O navio, à deriva e com o casco
perfurado pela direita, está afundando, e parte da chamada esquerda, como
sempre, está culpando outros grupos da própria esquerda pelo naufrágio iminente...
Este
é um dos maiores problemas do campo progressista: a tentação hegemonista de
alguns dos grupos e grupelhos, ditos de esquerda, que os impede de perceber
táticas, estratégias, campos de ação política e locais de atuação política,
social e parlamentar, e que os deixa muito confortáveis, nos bares da vida,
sentados diante um chopp, com uma pilha de pedras à mão, para procurar uma
vidraça, uma telha de vidro para apedrejar.
A acusação da vez, feita pelo
jornal do PCO de hoe3, 13/02/2019 (https://www.causaoperaria.org.br/rodrigo-maia-revela-ala-direita-do-pt-fez-acordo-para-votar-em-deputado-bolsonarista-para-presidencia-da-camara/), é que a “ala direita” do PT fez, ou teria feito, um acordo, segundo
revelações do deputado Rodrigo Maia, para eleger um deputado bolsonarista para
a presidência da Câmara dos Deputados, o próprio Rodrigo Maia, do DEM.
A eleição das mesas diretoras da
câmara federal e do senado é um espaço institucional de disputa partidária, mas
não puramente ideológica e sim muito mais administrativa e política. Cada cargo
da mesa e cada presidência e relatoria de comissão significam não apenas um
conjunto de pessoal de assessoria e de recursos, que podem ser usados não
apenas na ação partidária dentro do congresso, mas também na ação política na
sociedade na sociedade.
Mas também, e principalmente no
caso dos partidos de oposição e minoritários no parlamento, a presença nas
mesas diretoras é espaço privilegiado para o conhecimento prévio e de possibilidade
de voz ativa na câmara e no senado, permitindo não apenas se inteirar, mas
denunciar com conhecimento de causa tentativas de projetos de lei espúrios, ou
manobras para aprovação destes projetos de lei, medidas provisórias e decretos,
gestados e com estratégia de tramitação e aprovação definida nas reuniões das
mesas diretoras e das comissões parlamentares. Sem a presença nestas instâncias,
seria impossível a qualquer partido o tensionamento político e sequer a
denúncia das manobras nas quais o parlamento é useiro e vezeiro....
* * * * * * *
▸ Objetivos
a: Resuma o texto em duas frases.
b: Transcreva do texto o trecho que vai de "A eleição das" até "sociedade na sociedade.".

Entradas de posição dos itens
* * * * * * *
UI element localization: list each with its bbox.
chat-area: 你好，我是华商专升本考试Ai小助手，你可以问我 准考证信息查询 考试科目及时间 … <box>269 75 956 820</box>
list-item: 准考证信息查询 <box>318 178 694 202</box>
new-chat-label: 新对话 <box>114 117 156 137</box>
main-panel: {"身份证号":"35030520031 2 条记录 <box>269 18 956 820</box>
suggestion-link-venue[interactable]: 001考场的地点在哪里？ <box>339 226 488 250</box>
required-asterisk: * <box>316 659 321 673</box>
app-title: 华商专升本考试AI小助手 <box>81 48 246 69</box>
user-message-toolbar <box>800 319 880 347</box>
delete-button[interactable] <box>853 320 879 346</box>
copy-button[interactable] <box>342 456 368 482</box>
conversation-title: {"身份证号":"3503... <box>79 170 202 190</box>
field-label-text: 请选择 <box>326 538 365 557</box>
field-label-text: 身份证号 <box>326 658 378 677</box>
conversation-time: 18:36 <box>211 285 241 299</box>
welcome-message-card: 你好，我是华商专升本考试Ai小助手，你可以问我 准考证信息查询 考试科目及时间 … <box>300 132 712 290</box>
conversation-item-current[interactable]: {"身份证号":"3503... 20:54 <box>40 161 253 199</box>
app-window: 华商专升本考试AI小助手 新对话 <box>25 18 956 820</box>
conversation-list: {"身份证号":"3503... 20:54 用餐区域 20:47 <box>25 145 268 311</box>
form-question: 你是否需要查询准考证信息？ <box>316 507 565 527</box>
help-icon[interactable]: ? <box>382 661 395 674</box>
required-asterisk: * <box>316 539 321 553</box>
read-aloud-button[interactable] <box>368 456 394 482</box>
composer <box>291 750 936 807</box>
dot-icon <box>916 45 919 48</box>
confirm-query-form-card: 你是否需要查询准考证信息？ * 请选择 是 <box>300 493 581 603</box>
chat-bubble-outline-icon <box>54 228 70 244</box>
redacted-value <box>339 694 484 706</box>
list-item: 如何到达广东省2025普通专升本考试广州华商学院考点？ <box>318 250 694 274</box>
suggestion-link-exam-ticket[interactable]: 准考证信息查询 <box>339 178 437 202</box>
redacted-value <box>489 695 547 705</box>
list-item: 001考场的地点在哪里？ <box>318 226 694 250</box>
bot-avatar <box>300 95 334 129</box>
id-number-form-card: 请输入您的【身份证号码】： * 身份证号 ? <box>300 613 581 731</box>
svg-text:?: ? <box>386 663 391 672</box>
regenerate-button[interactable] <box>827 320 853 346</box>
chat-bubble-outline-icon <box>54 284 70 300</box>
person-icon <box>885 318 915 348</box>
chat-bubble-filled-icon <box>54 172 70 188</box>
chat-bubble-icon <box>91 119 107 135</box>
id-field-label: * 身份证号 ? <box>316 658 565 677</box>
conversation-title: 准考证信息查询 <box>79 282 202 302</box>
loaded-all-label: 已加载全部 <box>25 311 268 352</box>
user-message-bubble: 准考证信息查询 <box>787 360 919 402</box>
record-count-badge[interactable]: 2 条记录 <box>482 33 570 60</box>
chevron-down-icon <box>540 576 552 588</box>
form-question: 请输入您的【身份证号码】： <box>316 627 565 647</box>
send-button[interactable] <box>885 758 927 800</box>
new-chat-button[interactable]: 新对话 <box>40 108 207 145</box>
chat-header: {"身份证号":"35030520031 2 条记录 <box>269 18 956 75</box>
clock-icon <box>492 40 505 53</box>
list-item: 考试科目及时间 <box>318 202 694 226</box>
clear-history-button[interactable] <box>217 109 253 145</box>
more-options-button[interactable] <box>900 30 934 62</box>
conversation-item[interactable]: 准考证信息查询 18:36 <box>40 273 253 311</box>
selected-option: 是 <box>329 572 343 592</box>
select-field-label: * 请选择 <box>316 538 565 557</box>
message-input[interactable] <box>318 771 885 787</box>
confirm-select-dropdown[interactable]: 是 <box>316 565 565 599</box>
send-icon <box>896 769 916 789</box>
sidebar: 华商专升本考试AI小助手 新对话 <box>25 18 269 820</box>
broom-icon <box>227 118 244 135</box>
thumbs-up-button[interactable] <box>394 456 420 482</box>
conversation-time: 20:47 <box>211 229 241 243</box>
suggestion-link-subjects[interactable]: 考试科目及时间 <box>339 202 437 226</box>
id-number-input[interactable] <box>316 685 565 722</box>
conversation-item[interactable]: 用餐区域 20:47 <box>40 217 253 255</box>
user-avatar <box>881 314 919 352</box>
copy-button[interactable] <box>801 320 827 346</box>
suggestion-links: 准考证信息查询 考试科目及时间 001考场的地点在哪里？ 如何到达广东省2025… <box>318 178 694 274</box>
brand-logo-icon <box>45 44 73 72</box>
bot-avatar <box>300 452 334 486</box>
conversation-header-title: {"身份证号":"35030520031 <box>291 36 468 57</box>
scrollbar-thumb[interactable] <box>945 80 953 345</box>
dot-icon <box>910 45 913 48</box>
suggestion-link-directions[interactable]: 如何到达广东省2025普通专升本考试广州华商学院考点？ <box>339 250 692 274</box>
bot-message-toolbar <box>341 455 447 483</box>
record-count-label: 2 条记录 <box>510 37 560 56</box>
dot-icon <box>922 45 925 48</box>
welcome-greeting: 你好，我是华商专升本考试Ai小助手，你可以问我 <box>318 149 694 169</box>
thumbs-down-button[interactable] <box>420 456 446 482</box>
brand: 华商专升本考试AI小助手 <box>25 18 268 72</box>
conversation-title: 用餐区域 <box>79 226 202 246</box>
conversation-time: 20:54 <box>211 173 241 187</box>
* * * * * * *
▸ Respostas
a: O texto critica parte da esquerda por culpar outros grupos do próprio campo pelo naufrágio iminente provocado pela direita e aponta a tentação hegemonista de grupos ditos de esquerda como um dos maiores problemas do campo progressista. Ele cita a acusação do jornal do PCO de que a "ala direita" do PT teria feito acordo para eleger Rodrigo Maia, do DEM, à presidência da Câmara, e argumenta que a presença nas mesas diretoras dá aos partidos de oposição e minoritários conhecimento prévio e voz ativa para denunciar projetos espúrios e manobras do parlamento.

b:
A eleição das mesas diretoras da
câmara federal e do senado é um espaço institucional de disputa partidária, mas
não puramente ideológica e sim muito mais administrativa e política. Cada cargo
da mesa e cada presidência e relatoria de comissão significam não apenas um
conjunto de pessoal de assessoria e de recursos, que podem ser usados não
apenas na ação partidária dentro do congresso, mas também na ação política na
sociedade na sociedade.